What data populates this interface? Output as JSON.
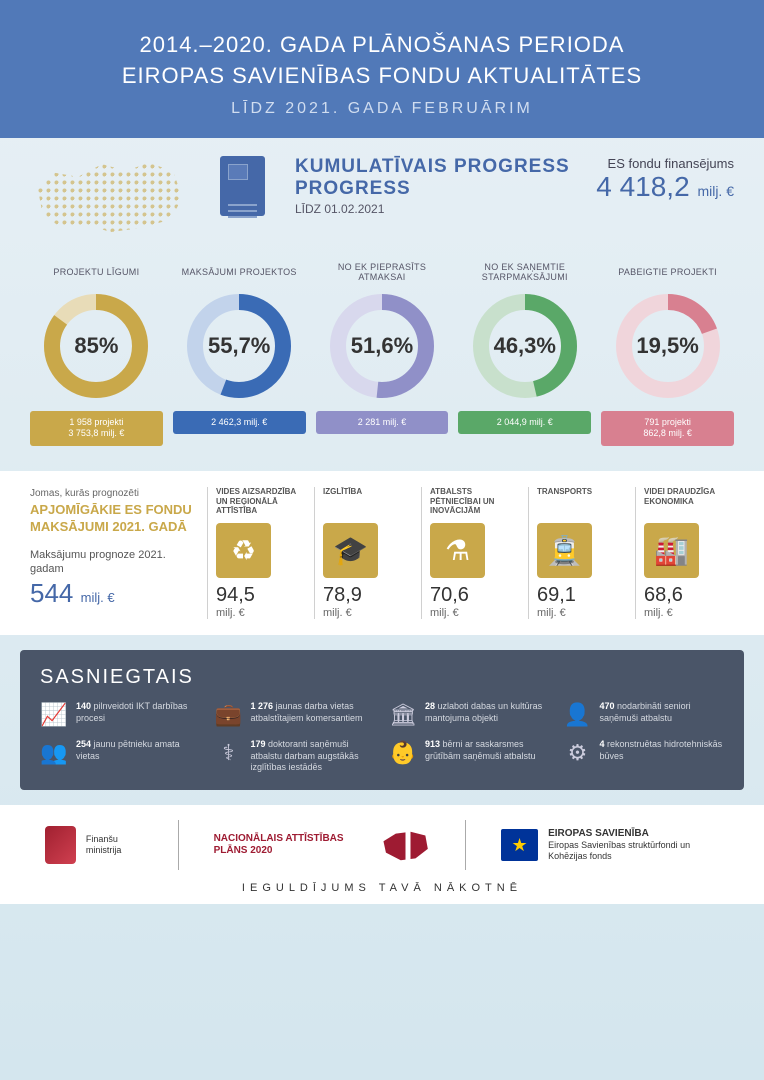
{
  "header": {
    "title_line1": "2014.–2020. GADA PLĀNOŠANAS PERIODA",
    "title_line2": "EIROPAS SAVIENĪBAS FONDU AKTUALITĀTES",
    "subtitle": "LĪDZ 2021. GADA FEBRUĀRIM"
  },
  "progress": {
    "section_title": "KUMULATĪVAIS PROGRESS",
    "section_subtitle": "LĪDZ 01.02.2021",
    "fund_label": "ES fondu finansējums",
    "fund_value": "4 418,2",
    "fund_unit": "milj. €",
    "donuts": [
      {
        "label": "PROJEKTU LĪGUMI",
        "percent": 85,
        "pct_text": "85%",
        "color": "#c9a84a",
        "track": "#e8dcb8",
        "footer_l1": "1 958 projekti",
        "footer_l2": "3 753,8 milj. €"
      },
      {
        "label": "MAKSĀJUMI PROJEKTOS",
        "percent": 55.7,
        "pct_text": "55,7%",
        "color": "#3a6bb5",
        "track": "#c2d3eb",
        "footer_l1": "2 462,3 milj. €",
        "footer_l2": ""
      },
      {
        "label": "NO EK PIEPRASĪTS ATMAKSAI",
        "percent": 51.6,
        "pct_text": "51,6%",
        "color": "#9090c8",
        "track": "#d8d8ed",
        "footer_l1": "2 281 milj. €",
        "footer_l2": ""
      },
      {
        "label": "NO EK SAŅEMTIE STARPMAKSĀJUMI",
        "percent": 46.3,
        "pct_text": "46,3%",
        "color": "#5aa868",
        "track": "#c8e0cc",
        "footer_l1": "2 044,9 milj. €",
        "footer_l2": ""
      },
      {
        "label": "PABEIGTIE PROJEKTI",
        "percent": 19.5,
        "pct_text": "19,5%",
        "color": "#d88090",
        "track": "#f0d5db",
        "footer_l1": "791 projekti",
        "footer_l2": "862,8 milj. €"
      }
    ]
  },
  "areas": {
    "title1": "Jomas, kurās prognozēti",
    "title2": "APJOMĪGĀKIE ES FONDU MAKSĀJUMI 2021. GADĀ",
    "subtitle": "Maksājumu prognoze 2021. gadam",
    "value": "544",
    "unit": "milj. €",
    "cards": [
      {
        "label": "VIDES AIZSARDZĪBA UN REĢIONĀLĀ ATTĪSTĪBA",
        "icon": "♻",
        "value": "94,5",
        "unit": "milj. €"
      },
      {
        "label": "IZGLĪTĪBA",
        "icon": "🎓",
        "value": "78,9",
        "unit": "milj. €"
      },
      {
        "label": "ATBALSTS PĒTNIECĪBAI UN INOVĀCIJĀM",
        "icon": "⚗",
        "value": "70,6",
        "unit": "milj. €"
      },
      {
        "label": "TRANSPORTS",
        "icon": "🚊",
        "value": "69,1",
        "unit": "milj. €"
      },
      {
        "label": "VIDEI DRAUDZĪGA EKONOMIKA",
        "icon": "🏭",
        "value": "68,6",
        "unit": "milj. €"
      }
    ]
  },
  "achieve": {
    "title": "SASNIEGTAIS",
    "items": [
      {
        "icon": "📈",
        "num": "140",
        "text": " pilnveidoti IKT darbības procesi"
      },
      {
        "icon": "💼",
        "num": "1 276",
        "text": " jaunas darba vietas atbalstītajiem komersantiem"
      },
      {
        "icon": "🏛",
        "num": "28",
        "text": " uzlaboti dabas un kultūras mantojuma objekti"
      },
      {
        "icon": "👤",
        "num": "470",
        "text": " nodarbināti seniori saņēmuši atbalstu"
      },
      {
        "icon": "👥",
        "num": "254",
        "text": " jaunu pētnieku amata vietas"
      },
      {
        "icon": "⚕",
        "num": "179",
        "text": " doktoranti saņēmuši atbalstu darbam augstākās izglītības iestādēs"
      },
      {
        "icon": "👶",
        "num": "913",
        "text": " bērni ar saskarsmes grūtībām saņēmuši atbalstu"
      },
      {
        "icon": "⚙",
        "num": "4",
        "text": " rekonstruētas hidrotehniskās būves"
      }
    ]
  },
  "footer": {
    "ministry": "Finanšu ministrija",
    "plan_title": "NACIONĀLAIS ATTĪSTĪBAS PLĀNS 2020",
    "eu_title": "EIROPAS SAVIENĪBA",
    "eu_sub": "Eiropas Savienības struktūrfondi un Kohēzijas fonds",
    "tagline": "IEGULDĪJUMS TAVĀ NĀKOTNĒ"
  },
  "colors": {
    "header_bg": "#5179b8",
    "accent_blue": "#4568a8",
    "accent_gold": "#c9a84a",
    "achieve_bg": "#4a5568"
  }
}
________
▸ Task to carry out:
Repeat the data above exactly, but not the pictures.

▸ Solution to the problem:
What data populates this interface? Output as JSON.
{
  "header": {
    "title_line1": "2014.–2020. GADA PLĀNOŠANAS PERIODA",
    "title_line2": "EIROPAS SAVIENĪBAS FONDU AKTUALITĀTES",
    "subtitle": "LĪDZ 2021. GADA FEBRUĀRIM"
  },
  "progress": {
    "section_title": "KUMULATĪVAIS PROGRESS",
    "section_subtitle": "LĪDZ 01.02.2021",
    "fund_label": "ES fondu finansējums",
    "fund_value": "4 418,2",
    "fund_unit": "milj. €",
    "donuts": [
      {
        "label": "PROJEKTU LĪGUMI",
        "percent": 85,
        "pct_text": "85%",
        "color": "#c9a84a",
        "track": "#e8dcb8",
        "footer_l1": "1 958 projekti",
        "footer_l2": "3 753,8 milj. €"
      },
      {
        "label": "MAKSĀJUMI PROJEKTOS",
        "percent": 55.7,
        "pct_text": "55,7%",
        "color": "#3a6bb5",
        "track": "#c2d3eb",
        "footer_l1": "2 462,3 milj. €",
        "footer_l2": ""
      },
      {
        "label": "NO EK PIEPRASĪTS ATMAKSAI",
        "percent": 51.6,
        "pct_text": "51,6%",
        "color": "#9090c8",
        "track": "#d8d8ed",
        "footer_l1": "2 281 milj. €",
        "footer_l2": ""
      },
      {
        "label": "NO EK SAŅEMTIE STARPMAKSĀJUMI",
        "percent": 46.3,
        "pct_text": "46,3%",
        "color": "#5aa868",
        "track": "#c8e0cc",
        "footer_l1": "2 044,9 milj. €",
        "footer_l2": ""
      },
      {
        "label": "PABEIGTIE PROJEKTI",
        "percent": 19.5,
        "pct_text": "19,5%",
        "color": "#d88090",
        "track": "#f0d5db",
        "footer_l1": "791 projekti",
        "footer_l2": "862,8 milj. €"
      }
    ]
  },
  "areas": {
    "title1": "Jomas, kurās prognozēti",
    "title2": "APJOMĪGĀKIE ES FONDU MAKSĀJUMI 2021. GADĀ",
    "subtitle": "Maksājumu prognoze 2021. gadam",
    "value": "544",
    "unit": "milj. €",
    "cards": [
      {
        "label": "VIDES AIZSARDZĪBA UN REĢIONĀLĀ ATTĪSTĪBA",
        "icon": "♻",
        "value": "94,5",
        "unit": "milj. €"
      },
      {
        "label": "IZGLĪTĪBA",
        "icon": "🎓",
        "value": "78,9",
        "unit": "milj. €"
      },
      {
        "label": "ATBALSTS PĒTNIECĪBAI UN INOVĀCIJĀM",
        "icon": "⚗",
        "value": "70,6",
        "unit": "milj. €"
      },
      {
        "label": "TRANSPORTS",
        "icon": "🚊",
        "value": "69,1",
        "unit": "milj. €"
      },
      {
        "label": "VIDEI DRAUDZĪGA EKONOMIKA",
        "icon": "🏭",
        "value": "68,6",
        "unit": "milj. €"
      }
    ]
  },
  "achieve": {
    "title": "SASNIEGTAIS",
    "items": [
      {
        "icon": "📈",
        "num": "140",
        "text": " pilnveidoti IKT darbības procesi"
      },
      {
        "icon": "💼",
        "num": "1 276",
        "text": " jaunas darba vietas atbalstītajiem komersantiem"
      },
      {
        "icon": "🏛",
        "num": "28",
        "text": " uzlaboti dabas un kultūras mantojuma objekti"
      },
      {
        "icon": "👤",
        "num": "470",
        "text": " nodarbināti seniori saņēmuši atbalstu"
      },
      {
        "icon": "👥",
        "num": "254",
        "text": " jaunu pētnieku amata vietas"
      },
      {
        "icon": "⚕",
        "num": "179",
        "text": " doktoranti saņēmuši atbalstu darbam augstākās izglītības iestādēs"
      },
      {
        "icon": "👶",
        "num": "913",
        "text": " bērni ar saskarsmes grūtībām saņēmuši atbalstu"
      },
      {
        "icon": "⚙",
        "num": "4",
        "text": " rekonstruētas hidrotehniskās būves"
      }
    ]
  },
  "footer": {
    "ministry": "Finanšu ministrija",
    "plan_title": "NACIONĀLAIS ATTĪSTĪBAS PLĀNS 2020",
    "eu_title": "EIROPAS SAVIENĪBA",
    "eu_sub": "Eiropas Savienības struktūrfondi un Kohēzijas fonds",
    "tagline": "IEGULDĪJUMS TAVĀ NĀKOTNĒ"
  },
  "colors": {
    "header_bg": "#5179b8",
    "accent_blue": "#4568a8",
    "accent_gold": "#c9a84a",
    "achieve_bg": "#4a5568"
  }
}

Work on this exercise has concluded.